**WRITTEN TASK:** Rewrite the lines below, substituting "drag-handle" for every occurrence of "resize-handle" and leaving everything else unchanged.

**RECORDS PROVIDED:**
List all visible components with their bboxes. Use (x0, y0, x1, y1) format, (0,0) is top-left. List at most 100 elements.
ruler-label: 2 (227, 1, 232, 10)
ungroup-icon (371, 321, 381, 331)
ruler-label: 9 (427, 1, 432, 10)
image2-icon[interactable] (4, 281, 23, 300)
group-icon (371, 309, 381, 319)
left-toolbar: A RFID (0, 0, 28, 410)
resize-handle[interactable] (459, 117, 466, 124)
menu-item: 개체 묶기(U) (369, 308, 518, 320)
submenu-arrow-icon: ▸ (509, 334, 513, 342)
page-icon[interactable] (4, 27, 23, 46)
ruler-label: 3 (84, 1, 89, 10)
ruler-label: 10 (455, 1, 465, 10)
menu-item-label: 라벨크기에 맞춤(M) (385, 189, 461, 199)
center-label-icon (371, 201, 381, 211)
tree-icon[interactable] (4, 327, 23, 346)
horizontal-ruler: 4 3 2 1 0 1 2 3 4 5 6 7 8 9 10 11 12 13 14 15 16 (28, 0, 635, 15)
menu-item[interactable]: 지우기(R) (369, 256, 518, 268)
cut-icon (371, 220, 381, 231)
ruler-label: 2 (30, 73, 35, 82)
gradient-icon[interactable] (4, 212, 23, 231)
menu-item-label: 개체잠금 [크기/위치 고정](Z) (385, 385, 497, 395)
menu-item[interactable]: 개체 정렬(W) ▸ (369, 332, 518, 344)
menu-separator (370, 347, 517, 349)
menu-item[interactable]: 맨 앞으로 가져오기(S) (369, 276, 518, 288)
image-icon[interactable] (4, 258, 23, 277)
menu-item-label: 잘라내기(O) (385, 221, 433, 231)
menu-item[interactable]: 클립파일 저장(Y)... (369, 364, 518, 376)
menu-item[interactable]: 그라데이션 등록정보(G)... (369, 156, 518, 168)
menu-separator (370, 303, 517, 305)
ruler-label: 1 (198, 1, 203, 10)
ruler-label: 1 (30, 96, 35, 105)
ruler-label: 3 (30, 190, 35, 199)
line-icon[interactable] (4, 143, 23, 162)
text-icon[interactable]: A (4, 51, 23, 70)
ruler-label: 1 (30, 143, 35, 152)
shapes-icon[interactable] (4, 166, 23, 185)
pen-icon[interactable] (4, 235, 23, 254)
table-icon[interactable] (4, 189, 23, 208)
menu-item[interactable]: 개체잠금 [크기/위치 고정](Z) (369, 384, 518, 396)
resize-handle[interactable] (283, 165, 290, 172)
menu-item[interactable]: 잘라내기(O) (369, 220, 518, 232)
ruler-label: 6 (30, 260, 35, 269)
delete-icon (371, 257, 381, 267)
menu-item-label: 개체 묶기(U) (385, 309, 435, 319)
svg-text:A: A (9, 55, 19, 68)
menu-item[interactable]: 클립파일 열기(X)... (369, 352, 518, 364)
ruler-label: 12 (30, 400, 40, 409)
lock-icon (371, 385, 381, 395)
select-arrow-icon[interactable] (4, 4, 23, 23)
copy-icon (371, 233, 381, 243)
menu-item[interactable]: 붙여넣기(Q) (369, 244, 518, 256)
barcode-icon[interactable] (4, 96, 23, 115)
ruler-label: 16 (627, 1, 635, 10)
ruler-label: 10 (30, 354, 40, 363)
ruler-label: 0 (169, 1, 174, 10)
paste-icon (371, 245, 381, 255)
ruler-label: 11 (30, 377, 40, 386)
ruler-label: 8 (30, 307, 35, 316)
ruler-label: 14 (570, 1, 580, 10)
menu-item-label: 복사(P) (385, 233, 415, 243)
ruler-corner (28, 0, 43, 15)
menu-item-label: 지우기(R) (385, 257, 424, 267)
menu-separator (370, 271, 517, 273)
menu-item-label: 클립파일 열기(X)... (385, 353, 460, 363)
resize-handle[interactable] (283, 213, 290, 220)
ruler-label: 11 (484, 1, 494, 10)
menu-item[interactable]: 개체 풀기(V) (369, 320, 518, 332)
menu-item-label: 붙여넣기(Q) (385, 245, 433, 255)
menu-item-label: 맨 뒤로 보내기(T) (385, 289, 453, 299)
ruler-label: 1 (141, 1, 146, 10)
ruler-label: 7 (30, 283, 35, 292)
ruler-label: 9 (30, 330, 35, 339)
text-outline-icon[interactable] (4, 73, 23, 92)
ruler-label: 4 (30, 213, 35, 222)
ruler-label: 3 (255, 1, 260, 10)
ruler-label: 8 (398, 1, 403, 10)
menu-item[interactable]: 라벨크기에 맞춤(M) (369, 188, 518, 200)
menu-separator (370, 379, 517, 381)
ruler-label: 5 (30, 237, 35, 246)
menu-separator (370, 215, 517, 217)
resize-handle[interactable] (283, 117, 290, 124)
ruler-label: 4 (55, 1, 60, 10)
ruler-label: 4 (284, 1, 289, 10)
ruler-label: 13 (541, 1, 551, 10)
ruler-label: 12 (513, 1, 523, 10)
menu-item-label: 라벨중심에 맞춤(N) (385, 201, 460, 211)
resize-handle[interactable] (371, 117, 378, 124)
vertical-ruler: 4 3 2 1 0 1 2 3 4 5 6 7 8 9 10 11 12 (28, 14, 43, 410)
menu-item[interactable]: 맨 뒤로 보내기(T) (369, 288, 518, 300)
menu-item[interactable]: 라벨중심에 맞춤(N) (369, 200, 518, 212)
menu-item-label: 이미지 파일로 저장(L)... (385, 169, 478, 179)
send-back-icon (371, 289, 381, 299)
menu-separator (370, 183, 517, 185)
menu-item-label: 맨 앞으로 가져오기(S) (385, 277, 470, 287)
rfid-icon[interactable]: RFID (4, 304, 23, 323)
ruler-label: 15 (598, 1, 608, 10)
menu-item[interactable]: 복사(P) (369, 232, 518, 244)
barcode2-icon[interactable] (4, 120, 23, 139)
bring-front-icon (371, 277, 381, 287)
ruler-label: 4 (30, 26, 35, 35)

**WRITTEN REPLY:**
List all visible components with their bboxes. Use (x0, y0, x1, y1) format, (0,0) is top-left. List at most 100 elements.
ruler-label: 2 (227, 1, 232, 10)
ungroup-icon (371, 321, 381, 331)
ruler-label: 9 (427, 1, 432, 10)
image2-icon[interactable] (4, 281, 23, 300)
group-icon (371, 309, 381, 319)
left-toolbar: A RFID (0, 0, 28, 410)
drag-handle[interactable] (459, 117, 466, 124)
menu-item: 개체 묶기(U) (369, 308, 518, 320)
submenu-arrow-icon: ▸ (509, 334, 513, 342)
page-icon[interactable] (4, 27, 23, 46)
ruler-label: 3 (84, 1, 89, 10)
ruler-label: 10 (455, 1, 465, 10)
menu-item-label: 라벨크기에 맞춤(M) (385, 189, 461, 199)
center-label-icon (371, 201, 381, 211)
tree-icon[interactable] (4, 327, 23, 346)
horizontal-ruler: 4 3 2 1 0 1 2 3 4 5 6 7 8 9 10 11 12 13 14 15 16 (28, 0, 635, 15)
menu-item[interactable]: 지우기(R) (369, 256, 518, 268)
cut-icon (371, 220, 381, 231)
ruler-label: 2 (30, 73, 35, 82)
gradient-icon[interactable] (4, 212, 23, 231)
menu-item-label: 개체잠금 [크기/위치 고정](Z) (385, 385, 497, 395)
menu-item[interactable]: 개체 정렬(W) ▸ (369, 332, 518, 344)
menu-separator (370, 347, 517, 349)
menu-item[interactable]: 맨 앞으로 가져오기(S) (369, 276, 518, 288)
image-icon[interactable] (4, 258, 23, 277)
menu-item-label: 잘라내기(O) (385, 221, 433, 231)
menu-item[interactable]: 클립파일 저장(Y)... (369, 364, 518, 376)
menu-item[interactable]: 그라데이션 등록정보(G)... (369, 156, 518, 168)
menu-separator (370, 303, 517, 305)
ruler-label: 1 (198, 1, 203, 10)
ruler-label: 1 (30, 96, 35, 105)
ruler-label: 3 (30, 190, 35, 199)
line-icon[interactable] (4, 143, 23, 162)
text-icon[interactable]: A (4, 51, 23, 70)
ruler-label: 1 (30, 143, 35, 152)
shapes-icon[interactable] (4, 166, 23, 185)
pen-icon[interactable] (4, 235, 23, 254)
table-icon[interactable] (4, 189, 23, 208)
menu-item[interactable]: 개체잠금 [크기/위치 고정](Z) (369, 384, 518, 396)
drag-handle[interactable] (283, 165, 290, 172)
menu-item[interactable]: 잘라내기(O) (369, 220, 518, 232)
ruler-label: 6 (30, 260, 35, 269)
delete-icon (371, 257, 381, 267)
menu-item-label: 개체 묶기(U) (385, 309, 435, 319)
svg-text:A: A (9, 55, 19, 68)
menu-item[interactable]: 클립파일 열기(X)... (369, 352, 518, 364)
ruler-label: 12 (30, 400, 40, 409)
lock-icon (371, 385, 381, 395)
select-arrow-icon[interactable] (4, 4, 23, 23)
copy-icon (371, 233, 381, 243)
menu-item[interactable]: 붙여넣기(Q) (369, 244, 518, 256)
barcode-icon[interactable] (4, 96, 23, 115)
ruler-label: 16 (627, 1, 635, 10)
ruler-label: 10 (30, 354, 40, 363)
ruler-label: 0 (169, 1, 174, 10)
paste-icon (371, 245, 381, 255)
ruler-label: 11 (30, 377, 40, 386)
ruler-label: 8 (30, 307, 35, 316)
ruler-label: 14 (570, 1, 580, 10)
menu-item-label: 복사(P) (385, 233, 415, 243)
ruler-corner (28, 0, 43, 15)
menu-item-label: 지우기(R) (385, 257, 424, 267)
menu-separator (370, 271, 517, 273)
menu-item-label: 클립파일 열기(X)... (385, 353, 460, 363)
drag-handle[interactable] (283, 213, 290, 220)
ruler-label: 11 (484, 1, 494, 10)
menu-item[interactable]: 개체 풀기(V) (369, 320, 518, 332)
menu-item-label: 붙여넣기(Q) (385, 245, 433, 255)
menu-item-label: 맨 뒤로 보내기(T) (385, 289, 453, 299)
ruler-label: 1 (141, 1, 146, 10)
ruler-label: 7 (30, 283, 35, 292)
ruler-label: 9 (30, 330, 35, 339)
text-outline-icon[interactable] (4, 73, 23, 92)
ruler-label: 4 (30, 213, 35, 222)
ruler-label: 3 (255, 1, 260, 10)
ruler-label: 8 (398, 1, 403, 10)
menu-item[interactable]: 라벨크기에 맞춤(M) (369, 188, 518, 200)
menu-separator (370, 379, 517, 381)
ruler-label: 5 (30, 237, 35, 246)
menu-separator (370, 215, 517, 217)
drag-handle[interactable] (283, 117, 290, 124)
ruler-label: 4 (55, 1, 60, 10)
ruler-label: 4 (284, 1, 289, 10)
ruler-label: 13 (541, 1, 551, 10)
ruler-label: 12 (513, 1, 523, 10)
menu-item-label: 라벨중심에 맞춤(N) (385, 201, 460, 211)
drag-handle[interactable] (371, 117, 378, 124)
vertical-ruler: 4 3 2 1 0 1 2 3 4 5 6 7 8 9 10 11 12 (28, 14, 43, 410)
menu-item[interactable]: 맨 뒤로 보내기(T) (369, 288, 518, 300)
menu-item[interactable]: 라벨중심에 맞춤(N) (369, 200, 518, 212)
menu-item-label: 이미지 파일로 저장(L)... (385, 169, 478, 179)
send-back-icon (371, 289, 381, 299)
menu-separator (370, 183, 517, 185)
menu-item-label: 맨 앞으로 가져오기(S) (385, 277, 470, 287)
rfid-icon[interactable]: RFID (4, 304, 23, 323)
ruler-label: 15 (598, 1, 608, 10)
menu-item[interactable]: 복사(P) (369, 232, 518, 244)
barcode2-icon[interactable] (4, 120, 23, 139)
bring-front-icon (371, 277, 381, 287)
ruler-label: 4 (30, 26, 35, 35)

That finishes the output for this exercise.